The records below must be retyped exactly.
★ ★ ★ ★
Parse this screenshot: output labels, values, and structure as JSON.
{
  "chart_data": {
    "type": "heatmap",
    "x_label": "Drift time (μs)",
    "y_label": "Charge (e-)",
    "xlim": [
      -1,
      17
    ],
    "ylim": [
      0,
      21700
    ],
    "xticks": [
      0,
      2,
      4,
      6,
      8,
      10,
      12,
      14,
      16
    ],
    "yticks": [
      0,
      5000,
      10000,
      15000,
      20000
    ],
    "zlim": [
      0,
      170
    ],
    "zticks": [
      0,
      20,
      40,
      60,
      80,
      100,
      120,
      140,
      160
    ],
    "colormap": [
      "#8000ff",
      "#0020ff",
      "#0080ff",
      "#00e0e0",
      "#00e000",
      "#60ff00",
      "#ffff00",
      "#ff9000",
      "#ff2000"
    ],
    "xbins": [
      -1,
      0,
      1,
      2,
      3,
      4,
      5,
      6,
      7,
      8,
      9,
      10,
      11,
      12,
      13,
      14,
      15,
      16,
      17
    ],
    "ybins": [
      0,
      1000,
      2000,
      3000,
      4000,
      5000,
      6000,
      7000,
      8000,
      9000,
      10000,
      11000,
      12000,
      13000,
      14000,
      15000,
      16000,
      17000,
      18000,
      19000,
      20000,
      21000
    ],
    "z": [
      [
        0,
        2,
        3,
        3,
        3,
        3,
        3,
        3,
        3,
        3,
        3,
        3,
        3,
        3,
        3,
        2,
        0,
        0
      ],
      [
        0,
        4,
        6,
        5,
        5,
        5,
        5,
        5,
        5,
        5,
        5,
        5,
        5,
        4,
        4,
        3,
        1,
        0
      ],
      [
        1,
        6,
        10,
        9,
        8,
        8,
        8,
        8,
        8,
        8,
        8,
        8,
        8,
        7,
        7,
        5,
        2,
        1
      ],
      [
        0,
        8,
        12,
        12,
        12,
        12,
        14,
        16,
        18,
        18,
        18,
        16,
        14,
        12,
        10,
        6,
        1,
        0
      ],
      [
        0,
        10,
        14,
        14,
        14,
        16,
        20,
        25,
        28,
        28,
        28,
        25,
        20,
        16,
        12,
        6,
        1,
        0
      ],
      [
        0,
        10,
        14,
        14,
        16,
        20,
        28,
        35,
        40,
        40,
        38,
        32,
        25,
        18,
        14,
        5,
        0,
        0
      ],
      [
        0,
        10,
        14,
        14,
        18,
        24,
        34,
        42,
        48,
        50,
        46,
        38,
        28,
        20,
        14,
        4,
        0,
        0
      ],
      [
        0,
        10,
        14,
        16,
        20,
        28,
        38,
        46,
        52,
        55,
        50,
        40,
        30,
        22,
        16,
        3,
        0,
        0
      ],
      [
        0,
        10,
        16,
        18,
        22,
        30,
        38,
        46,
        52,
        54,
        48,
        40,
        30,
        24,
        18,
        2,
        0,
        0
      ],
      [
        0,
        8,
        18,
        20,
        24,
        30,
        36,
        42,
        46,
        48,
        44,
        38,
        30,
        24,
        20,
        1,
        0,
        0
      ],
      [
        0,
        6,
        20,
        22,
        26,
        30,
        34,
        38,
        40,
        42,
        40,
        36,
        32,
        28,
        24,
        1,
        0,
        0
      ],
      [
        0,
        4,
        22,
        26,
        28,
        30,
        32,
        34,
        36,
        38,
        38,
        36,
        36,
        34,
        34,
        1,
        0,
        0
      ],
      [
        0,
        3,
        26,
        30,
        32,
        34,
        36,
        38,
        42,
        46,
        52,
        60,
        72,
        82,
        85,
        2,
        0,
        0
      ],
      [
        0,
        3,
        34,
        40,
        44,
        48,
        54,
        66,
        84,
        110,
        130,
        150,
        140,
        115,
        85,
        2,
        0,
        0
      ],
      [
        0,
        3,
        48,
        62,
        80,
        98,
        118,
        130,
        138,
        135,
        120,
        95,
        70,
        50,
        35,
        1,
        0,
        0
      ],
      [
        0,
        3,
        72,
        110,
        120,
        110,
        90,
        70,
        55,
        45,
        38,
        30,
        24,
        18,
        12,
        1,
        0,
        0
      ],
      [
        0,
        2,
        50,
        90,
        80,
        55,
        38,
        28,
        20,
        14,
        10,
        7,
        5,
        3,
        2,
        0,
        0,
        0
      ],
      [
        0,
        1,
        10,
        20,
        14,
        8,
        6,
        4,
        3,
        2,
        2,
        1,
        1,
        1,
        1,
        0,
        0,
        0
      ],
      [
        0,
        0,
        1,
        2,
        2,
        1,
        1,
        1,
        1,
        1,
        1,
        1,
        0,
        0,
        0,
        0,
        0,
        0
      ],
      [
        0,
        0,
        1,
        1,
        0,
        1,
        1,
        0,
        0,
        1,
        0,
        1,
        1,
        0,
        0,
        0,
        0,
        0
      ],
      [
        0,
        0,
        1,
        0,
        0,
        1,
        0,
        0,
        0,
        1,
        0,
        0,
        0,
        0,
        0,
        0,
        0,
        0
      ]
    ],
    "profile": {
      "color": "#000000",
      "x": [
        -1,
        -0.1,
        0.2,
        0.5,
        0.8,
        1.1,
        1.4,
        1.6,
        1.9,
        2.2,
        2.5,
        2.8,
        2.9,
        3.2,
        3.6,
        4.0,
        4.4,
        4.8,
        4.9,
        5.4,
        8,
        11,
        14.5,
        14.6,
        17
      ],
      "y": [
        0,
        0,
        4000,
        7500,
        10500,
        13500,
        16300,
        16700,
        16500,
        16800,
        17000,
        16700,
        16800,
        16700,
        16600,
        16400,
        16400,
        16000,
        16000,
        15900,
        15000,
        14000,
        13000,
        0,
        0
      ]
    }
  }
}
★ ★ ★ ★
■ EXERCISE RESPONSE:
Parse this screenshot: output labels, values, and structure as JSON.
{
  "chart_data": {
    "type": "heatmap",
    "x_label": "Drift time (μs)",
    "y_label": "Charge (e-)",
    "xlim": [
      -1,
      17
    ],
    "ylim": [
      0,
      21700
    ],
    "xticks": [
      0,
      2,
      4,
      6,
      8,
      10,
      12,
      14,
      16
    ],
    "yticks": [
      0,
      5000,
      10000,
      15000,
      20000
    ],
    "zlim": [
      0,
      170
    ],
    "zticks": [
      0,
      20,
      40,
      60,
      80,
      100,
      120,
      140,
      160
    ],
    "colormap": [
      "#8000ff",
      "#0020ff",
      "#0080ff",
      "#00e0e0",
      "#00e000",
      "#60ff00",
      "#ffff00",
      "#ff9000",
      "#ff2000"
    ],
    "xbins": [
      -1,
      0,
      1,
      2,
      3,
      4,
      5,
      6,
      7,
      8,
      9,
      10,
      11,
      12,
      13,
      14,
      15,
      16,
      17
    ],
    "ybins": [
      0,
      1000,
      2000,
      3000,
      4000,
      5000,
      6000,
      7000,
      8000,
      9000,
      10000,
      11000,
      12000,
      13000,
      14000,
      15000,
      16000,
      17000,
      18000,
      19000,
      20000,
      21000
    ],
    "z": [
      [
        0,
        2,
        3,
        3,
        3,
        3,
        3,
        3,
        3,
        3,
        3,
        3,
        3,
        3,
        3,
        2,
        0,
        0
      ],
      [
        0,
        4,
        6,
        5,
        5,
        5,
        5,
        5,
        5,
        5,
        5,
        5,
        5,
        4,
        4,
        3,
        1,
        0
      ],
      [
        1,
        6,
        10,
        9,
        8,
        8,
        8,
        8,
        8,
        8,
        8,
        8,
        8,
        7,
        7,
        5,
        2,
        1
      ],
      [
        0,
        8,
        12,
        12,
        12,
        12,
        14,
        16,
        18,
        18,
        18,
        16,
        14,
        12,
        10,
        6,
        1,
        0
      ],
      [
        0,
        10,
        14,
        14,
        14,
        16,
        20,
        25,
        28,
        28,
        28,
        25,
        20,
        16,
        12,
        6,
        1,
        0
      ],
      [
        0,
        10,
        14,
        14,
        16,
        20,
        28,
        35,
        40,
        40,
        38,
        32,
        25,
        18,
        14,
        5,
        0,
        0
      ],
      [
        0,
        10,
        14,
        14,
        18,
        24,
        34,
        42,
        48,
        50,
        46,
        38,
        28,
        20,
        14,
        4,
        0,
        0
      ],
      [
        0,
        10,
        14,
        16,
        20,
        28,
        38,
        46,
        52,
        55,
        50,
        40,
        30,
        22,
        16,
        3,
        0,
        0
      ],
      [
        0,
        10,
        16,
        18,
        22,
        30,
        38,
        46,
        52,
        54,
        48,
        40,
        30,
        24,
        18,
        2,
        0,
        0
      ],
      [
        0,
        8,
        18,
        20,
        24,
        30,
        36,
        42,
        46,
        48,
        44,
        38,
        30,
        24,
        20,
        1,
        0,
        0
      ],
      [
        0,
        6,
        20,
        22,
        26,
        30,
        34,
        38,
        40,
        42,
        40,
        36,
        32,
        28,
        24,
        1,
        0,
        0
      ],
      [
        0,
        4,
        22,
        26,
        28,
        30,
        32,
        34,
        36,
        38,
        38,
        36,
        36,
        34,
        34,
        1,
        0,
        0
      ],
      [
        0,
        3,
        26,
        30,
        32,
        34,
        36,
        38,
        42,
        46,
        52,
        60,
        72,
        82,
        85,
        2,
        0,
        0
      ],
      [
        0,
        3,
        34,
        40,
        44,
        48,
        54,
        66,
        84,
        110,
        130,
        150,
        140,
        115,
        85,
        2,
        0,
        0
      ],
      [
        0,
        3,
        48,
        62,
        80,
        98,
        118,
        130,
        138,
        135,
        120,
        95,
        70,
        50,
        35,
        1,
        0,
        0
      ],
      [
        0,
        3,
        72,
        110,
        120,
        110,
        90,
        70,
        55,
        45,
        38,
        30,
        24,
        18,
        12,
        1,
        0,
        0
      ],
      [
        0,
        2,
        50,
        90,
        80,
        55,
        38,
        28,
        20,
        14,
        10,
        7,
        5,
        3,
        2,
        0,
        0,
        0
      ],
      [
        0,
        1,
        10,
        20,
        14,
        8,
        6,
        4,
        3,
        2,
        2,
        1,
        1,
        1,
        1,
        0,
        0,
        0
      ],
      [
        0,
        0,
        1,
        2,
        2,
        1,
        1,
        1,
        1,
        1,
        1,
        1,
        0,
        0,
        0,
        0,
        0,
        0
      ],
      [
        0,
        0,
        1,
        1,
        0,
        1,
        1,
        0,
        0,
        1,
        0,
        1,
        1,
        0,
        0,
        0,
        0,
        0
      ],
      [
        0,
        0,
        1,
        0,
        0,
        1,
        0,
        0,
        0,
        1,
        0,
        0,
        0,
        0,
        0,
        0,
        0,
        0
      ]
    ],
    "profile": {
      "color": "#000000",
      "x": [
        -1,
        -0.1,
        0.2,
        0.5,
        0.8,
        1.1,
        1.4,
        1.6,
        1.9,
        2.2,
        2.5,
        2.8,
        2.9,
        3.2,
        3.6,
        4.0,
        4.4,
        4.8,
        4.9,
        5.4,
        8,
        11,
        14.5,
        14.6,
        17
      ],
      "y": [
        0,
        0,
        4000,
        7500,
        10500,
        13500,
        16300,
        16700,
        16500,
        16800,
        17000,
        16700,
        16800,
        16700,
        16600,
        16400,
        16400,
        16000,
        16000,
        15900,
        15000,
        14000,
        13000,
        0,
        0
      ]
    }
  }
}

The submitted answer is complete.